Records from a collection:
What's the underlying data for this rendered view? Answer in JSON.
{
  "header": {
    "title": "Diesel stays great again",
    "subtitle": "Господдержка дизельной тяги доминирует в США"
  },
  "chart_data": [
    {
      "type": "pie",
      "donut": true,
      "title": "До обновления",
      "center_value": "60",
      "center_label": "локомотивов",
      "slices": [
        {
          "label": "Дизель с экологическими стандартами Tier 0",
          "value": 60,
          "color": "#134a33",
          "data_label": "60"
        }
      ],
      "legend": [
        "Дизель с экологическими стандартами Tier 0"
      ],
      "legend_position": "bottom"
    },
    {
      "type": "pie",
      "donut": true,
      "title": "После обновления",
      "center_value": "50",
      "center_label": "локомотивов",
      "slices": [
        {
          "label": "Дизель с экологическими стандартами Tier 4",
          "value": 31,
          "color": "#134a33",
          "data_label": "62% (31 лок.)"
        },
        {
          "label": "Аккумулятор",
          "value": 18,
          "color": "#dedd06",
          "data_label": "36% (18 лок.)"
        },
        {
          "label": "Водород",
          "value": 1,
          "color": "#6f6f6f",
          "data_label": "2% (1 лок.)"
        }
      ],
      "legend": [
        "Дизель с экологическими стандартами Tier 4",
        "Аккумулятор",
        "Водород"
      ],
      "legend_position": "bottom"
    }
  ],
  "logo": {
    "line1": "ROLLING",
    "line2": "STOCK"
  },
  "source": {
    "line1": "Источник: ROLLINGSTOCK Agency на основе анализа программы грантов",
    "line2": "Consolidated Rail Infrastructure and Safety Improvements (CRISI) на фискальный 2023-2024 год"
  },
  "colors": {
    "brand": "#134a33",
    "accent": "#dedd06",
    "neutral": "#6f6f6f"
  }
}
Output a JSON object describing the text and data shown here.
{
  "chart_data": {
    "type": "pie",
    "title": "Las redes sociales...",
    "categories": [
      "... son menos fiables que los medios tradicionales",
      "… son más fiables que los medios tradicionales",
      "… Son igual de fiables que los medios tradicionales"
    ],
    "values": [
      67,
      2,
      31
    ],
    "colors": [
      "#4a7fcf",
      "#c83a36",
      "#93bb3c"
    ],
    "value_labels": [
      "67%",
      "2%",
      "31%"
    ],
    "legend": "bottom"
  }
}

Aim:
Exactly reproduce every line of the data above.

Result of this exercise:
What's the underlying data for this rendered view? Answer in JSON.
{
  "header": {
    "title": "Diesel stays great again",
    "subtitle": "Господдержка дизельной тяги доминирует в США"
  },
  "chart_data": [
    {
      "type": "pie",
      "donut": true,
      "title": "До обновления",
      "center_value": "60",
      "center_label": "локомотивов",
      "slices": [
        {
          "label": "Дизель с экологическими стандартами Tier 0",
          "value": 60,
          "color": "#134a33",
          "data_label": "60"
        }
      ],
      "legend": [
        "Дизель с экологическими стандартами Tier 0"
      ],
      "legend_position": "bottom"
    },
    {
      "type": "pie",
      "donut": true,
      "title": "После обновления",
      "center_value": "50",
      "center_label": "локомотивов",
      "slices": [
        {
          "label": "Дизель с экологическими стандартами Tier 4",
          "value": 31,
          "color": "#134a33",
          "data_label": "62% (31 лок.)"
        },
        {
          "label": "Аккумулятор",
          "value": 18,
          "color": "#dedd06",
          "data_label": "36% (18 лок.)"
        },
        {
          "label": "Водород",
          "value": 1,
          "color": "#6f6f6f",
          "data_label": "2% (1 лок.)"
        }
      ],
      "legend": [
        "Дизель с экологическими стандартами Tier 4",
        "Аккумулятор",
        "Водород"
      ],
      "legend_position": "bottom"
    }
  ],
  "logo": {
    "line1": "ROLLING",
    "line2": "STOCK"
  },
  "source": {
    "line1": "Источник: ROLLINGSTOCK Agency на основе анализа программы грантов",
    "line2": "Consolidated Rail Infrastructure and Safety Improvements (CRISI) на фискальный 2023-2024 год"
  },
  "colors": {
    "brand": "#134a33",
    "accent": "#dedd06",
    "neutral": "#6f6f6f"
  }
}
Output a JSON object describing the text and data shown here.
{
  "chart_data": {
    "type": "pie",
    "title": "Las redes sociales...",
    "categories": [
      "... son menos fiables que los medios tradicionales",
      "… son más fiables que los medios tradicionales",
      "… Son igual de fiables que los medios tradicionales"
    ],
    "values": [
      67,
      2,
      31
    ],
    "colors": [
      "#4a7fcf",
      "#c83a36",
      "#93bb3c"
    ],
    "value_labels": [
      "67%",
      "2%",
      "31%"
    ],
    "legend": "bottom"
  }
}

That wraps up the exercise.